* JOB *
Reproduce the listing starting at its first line and ending at the line containing "icon: piggy bank: $ [514, 1324, 517, 1329]", with both of those lines included.

* Element region listings *
--- begin ---
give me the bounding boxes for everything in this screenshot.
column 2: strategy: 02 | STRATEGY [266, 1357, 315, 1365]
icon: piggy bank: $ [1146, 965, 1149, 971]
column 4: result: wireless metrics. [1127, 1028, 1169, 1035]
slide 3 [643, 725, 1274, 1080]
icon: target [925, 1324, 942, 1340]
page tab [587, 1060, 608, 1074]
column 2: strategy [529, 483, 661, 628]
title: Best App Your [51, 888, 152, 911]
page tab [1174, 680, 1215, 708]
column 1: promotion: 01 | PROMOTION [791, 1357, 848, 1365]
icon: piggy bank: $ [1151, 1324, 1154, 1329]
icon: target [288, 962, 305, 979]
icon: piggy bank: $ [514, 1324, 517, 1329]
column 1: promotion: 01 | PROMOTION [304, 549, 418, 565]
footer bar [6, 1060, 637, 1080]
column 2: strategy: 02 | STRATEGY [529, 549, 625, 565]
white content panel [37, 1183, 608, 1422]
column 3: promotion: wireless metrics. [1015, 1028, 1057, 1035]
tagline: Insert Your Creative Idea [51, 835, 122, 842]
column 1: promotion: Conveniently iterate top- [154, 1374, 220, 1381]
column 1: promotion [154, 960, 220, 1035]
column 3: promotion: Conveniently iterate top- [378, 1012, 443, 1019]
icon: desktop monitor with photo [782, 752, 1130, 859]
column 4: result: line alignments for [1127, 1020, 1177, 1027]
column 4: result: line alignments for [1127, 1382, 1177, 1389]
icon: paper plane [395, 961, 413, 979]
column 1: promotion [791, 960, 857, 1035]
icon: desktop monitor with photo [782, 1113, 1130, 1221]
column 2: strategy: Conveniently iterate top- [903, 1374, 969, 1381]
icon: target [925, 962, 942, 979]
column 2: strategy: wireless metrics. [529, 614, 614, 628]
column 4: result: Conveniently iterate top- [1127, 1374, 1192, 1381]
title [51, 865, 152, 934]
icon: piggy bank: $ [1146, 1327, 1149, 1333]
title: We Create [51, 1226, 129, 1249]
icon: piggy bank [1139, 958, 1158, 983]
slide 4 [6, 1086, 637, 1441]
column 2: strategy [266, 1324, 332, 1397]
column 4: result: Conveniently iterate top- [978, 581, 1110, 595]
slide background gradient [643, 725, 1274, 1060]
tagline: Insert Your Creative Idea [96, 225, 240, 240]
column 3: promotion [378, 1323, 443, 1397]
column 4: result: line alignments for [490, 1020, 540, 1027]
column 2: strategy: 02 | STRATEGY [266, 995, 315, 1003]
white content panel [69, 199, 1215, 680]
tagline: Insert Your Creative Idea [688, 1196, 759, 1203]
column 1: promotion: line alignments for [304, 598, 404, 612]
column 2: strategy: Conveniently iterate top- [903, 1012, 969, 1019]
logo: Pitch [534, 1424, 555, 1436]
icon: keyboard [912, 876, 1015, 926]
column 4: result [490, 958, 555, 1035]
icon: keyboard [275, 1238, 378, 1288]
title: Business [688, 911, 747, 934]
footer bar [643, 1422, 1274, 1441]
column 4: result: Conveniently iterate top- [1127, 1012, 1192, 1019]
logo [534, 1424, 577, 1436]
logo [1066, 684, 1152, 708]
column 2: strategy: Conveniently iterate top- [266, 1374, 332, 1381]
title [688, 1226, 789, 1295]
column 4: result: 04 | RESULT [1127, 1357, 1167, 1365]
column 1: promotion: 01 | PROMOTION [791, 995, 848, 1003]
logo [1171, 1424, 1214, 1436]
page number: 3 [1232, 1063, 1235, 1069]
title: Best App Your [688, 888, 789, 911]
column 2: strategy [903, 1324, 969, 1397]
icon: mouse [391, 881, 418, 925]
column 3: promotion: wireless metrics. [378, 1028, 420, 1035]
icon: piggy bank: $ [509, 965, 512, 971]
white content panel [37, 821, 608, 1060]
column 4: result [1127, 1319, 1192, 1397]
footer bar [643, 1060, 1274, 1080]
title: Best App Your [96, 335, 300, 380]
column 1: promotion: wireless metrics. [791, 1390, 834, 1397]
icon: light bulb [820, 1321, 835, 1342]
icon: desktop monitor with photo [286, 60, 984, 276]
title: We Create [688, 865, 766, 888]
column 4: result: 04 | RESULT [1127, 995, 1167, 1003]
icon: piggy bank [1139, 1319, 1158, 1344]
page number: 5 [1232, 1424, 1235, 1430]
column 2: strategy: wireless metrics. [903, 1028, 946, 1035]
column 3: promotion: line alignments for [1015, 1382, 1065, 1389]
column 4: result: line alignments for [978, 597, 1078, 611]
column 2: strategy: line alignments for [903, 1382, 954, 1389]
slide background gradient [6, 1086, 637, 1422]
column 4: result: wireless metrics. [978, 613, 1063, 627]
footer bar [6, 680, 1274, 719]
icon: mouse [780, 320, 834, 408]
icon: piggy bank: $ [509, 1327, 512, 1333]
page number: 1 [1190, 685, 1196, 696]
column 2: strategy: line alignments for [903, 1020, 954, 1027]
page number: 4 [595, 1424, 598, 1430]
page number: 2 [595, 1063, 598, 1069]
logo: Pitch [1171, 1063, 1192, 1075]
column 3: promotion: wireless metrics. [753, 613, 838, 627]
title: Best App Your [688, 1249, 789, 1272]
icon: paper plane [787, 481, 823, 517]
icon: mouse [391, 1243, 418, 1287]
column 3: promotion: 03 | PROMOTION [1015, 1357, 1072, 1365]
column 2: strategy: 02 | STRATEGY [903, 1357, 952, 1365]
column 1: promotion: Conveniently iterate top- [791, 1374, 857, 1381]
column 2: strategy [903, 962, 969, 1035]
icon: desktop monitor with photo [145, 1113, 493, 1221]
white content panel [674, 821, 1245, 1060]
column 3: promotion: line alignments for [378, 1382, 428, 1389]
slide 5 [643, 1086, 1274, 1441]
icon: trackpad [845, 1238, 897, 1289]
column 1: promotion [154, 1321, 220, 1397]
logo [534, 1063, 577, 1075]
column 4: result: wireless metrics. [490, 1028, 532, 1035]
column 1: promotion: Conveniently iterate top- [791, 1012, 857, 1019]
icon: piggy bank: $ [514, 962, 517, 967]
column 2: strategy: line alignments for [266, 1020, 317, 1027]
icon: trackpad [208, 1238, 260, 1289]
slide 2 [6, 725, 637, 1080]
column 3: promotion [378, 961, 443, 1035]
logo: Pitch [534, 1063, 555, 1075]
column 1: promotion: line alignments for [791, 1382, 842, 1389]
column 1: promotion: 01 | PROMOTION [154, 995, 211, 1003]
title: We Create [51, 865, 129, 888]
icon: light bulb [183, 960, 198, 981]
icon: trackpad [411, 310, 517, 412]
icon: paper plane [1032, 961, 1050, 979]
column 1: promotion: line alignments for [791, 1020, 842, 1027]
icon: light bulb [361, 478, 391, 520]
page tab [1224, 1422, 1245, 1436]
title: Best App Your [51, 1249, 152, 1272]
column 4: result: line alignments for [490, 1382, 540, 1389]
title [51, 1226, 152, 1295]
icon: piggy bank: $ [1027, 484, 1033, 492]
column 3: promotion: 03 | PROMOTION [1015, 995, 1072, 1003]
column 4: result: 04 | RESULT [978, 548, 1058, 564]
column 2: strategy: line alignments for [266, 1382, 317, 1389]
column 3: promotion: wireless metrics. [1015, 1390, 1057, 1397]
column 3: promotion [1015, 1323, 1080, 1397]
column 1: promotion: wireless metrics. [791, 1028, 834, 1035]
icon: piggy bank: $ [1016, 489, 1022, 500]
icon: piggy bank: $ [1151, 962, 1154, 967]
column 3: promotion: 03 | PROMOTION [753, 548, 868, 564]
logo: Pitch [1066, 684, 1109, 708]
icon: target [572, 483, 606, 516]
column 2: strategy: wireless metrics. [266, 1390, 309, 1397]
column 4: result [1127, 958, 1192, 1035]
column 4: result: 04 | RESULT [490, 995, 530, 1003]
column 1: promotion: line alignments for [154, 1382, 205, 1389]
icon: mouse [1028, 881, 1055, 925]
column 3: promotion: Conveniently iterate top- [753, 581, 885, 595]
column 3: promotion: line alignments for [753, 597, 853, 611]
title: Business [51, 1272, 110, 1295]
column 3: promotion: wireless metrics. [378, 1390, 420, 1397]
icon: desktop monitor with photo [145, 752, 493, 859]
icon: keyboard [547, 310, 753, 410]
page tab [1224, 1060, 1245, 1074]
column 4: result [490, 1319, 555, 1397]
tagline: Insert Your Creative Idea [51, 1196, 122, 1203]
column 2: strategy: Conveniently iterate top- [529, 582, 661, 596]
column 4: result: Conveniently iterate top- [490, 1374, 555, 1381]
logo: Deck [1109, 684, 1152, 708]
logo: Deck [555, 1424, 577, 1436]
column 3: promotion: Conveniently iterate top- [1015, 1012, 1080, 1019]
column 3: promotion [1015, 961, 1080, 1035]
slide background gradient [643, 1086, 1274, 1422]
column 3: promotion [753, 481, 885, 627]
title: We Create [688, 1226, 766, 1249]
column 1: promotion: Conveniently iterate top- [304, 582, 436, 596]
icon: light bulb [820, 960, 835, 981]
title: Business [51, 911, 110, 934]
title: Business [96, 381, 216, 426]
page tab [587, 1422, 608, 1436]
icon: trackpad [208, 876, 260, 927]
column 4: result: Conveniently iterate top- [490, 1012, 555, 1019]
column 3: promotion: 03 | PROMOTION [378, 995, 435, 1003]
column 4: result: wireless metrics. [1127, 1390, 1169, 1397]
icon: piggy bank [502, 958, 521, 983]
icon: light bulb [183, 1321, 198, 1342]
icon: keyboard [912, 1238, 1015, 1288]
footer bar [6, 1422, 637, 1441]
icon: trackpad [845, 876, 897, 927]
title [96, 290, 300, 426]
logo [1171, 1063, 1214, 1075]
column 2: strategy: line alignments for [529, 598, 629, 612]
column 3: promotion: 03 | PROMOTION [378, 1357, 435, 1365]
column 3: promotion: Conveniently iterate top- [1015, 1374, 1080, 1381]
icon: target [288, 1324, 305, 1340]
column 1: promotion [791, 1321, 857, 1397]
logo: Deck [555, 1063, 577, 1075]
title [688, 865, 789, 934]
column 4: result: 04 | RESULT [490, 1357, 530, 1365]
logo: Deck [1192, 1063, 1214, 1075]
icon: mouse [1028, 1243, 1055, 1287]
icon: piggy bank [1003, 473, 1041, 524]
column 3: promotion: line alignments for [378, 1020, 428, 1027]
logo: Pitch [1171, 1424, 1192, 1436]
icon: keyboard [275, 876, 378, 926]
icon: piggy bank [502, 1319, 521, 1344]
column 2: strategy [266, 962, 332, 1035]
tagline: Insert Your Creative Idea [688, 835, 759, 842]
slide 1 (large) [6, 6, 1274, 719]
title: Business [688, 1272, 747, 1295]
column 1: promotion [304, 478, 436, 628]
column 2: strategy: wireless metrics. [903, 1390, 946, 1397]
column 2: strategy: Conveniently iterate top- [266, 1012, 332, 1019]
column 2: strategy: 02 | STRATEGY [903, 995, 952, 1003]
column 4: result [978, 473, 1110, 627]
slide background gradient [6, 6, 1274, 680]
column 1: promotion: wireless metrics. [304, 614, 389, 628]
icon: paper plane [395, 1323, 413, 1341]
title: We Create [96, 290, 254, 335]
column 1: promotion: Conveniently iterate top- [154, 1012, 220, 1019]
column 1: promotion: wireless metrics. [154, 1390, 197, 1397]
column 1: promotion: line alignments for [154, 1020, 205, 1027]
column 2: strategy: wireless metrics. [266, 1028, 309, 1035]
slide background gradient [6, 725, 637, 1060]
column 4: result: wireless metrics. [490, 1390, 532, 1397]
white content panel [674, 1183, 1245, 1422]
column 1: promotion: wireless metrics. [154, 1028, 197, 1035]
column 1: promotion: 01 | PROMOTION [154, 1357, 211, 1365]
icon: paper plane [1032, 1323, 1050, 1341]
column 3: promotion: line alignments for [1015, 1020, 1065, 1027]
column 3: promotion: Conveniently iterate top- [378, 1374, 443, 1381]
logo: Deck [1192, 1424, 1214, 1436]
--- end ---
* ANSWER *
give me the bounding boxes for everything in this screenshot.
column 2: strategy: 02 | STRATEGY [266, 1357, 315, 1365]
icon: piggy bank: $ [1146, 965, 1149, 971]
column 4: result: wireless metrics. [1127, 1028, 1169, 1035]
slide 3 [643, 725, 1274, 1080]
icon: target [925, 1324, 942, 1340]
page tab [587, 1060, 608, 1074]
column 2: strategy [529, 483, 661, 628]
title: Best App Your [51, 888, 152, 911]
page tab [1174, 680, 1215, 708]
column 1: promotion: 01 | PROMOTION [791, 1357, 848, 1365]
icon: piggy bank: $ [1151, 1324, 1154, 1329]
icon: target [288, 962, 305, 979]
icon: piggy bank: $ [514, 1324, 517, 1329]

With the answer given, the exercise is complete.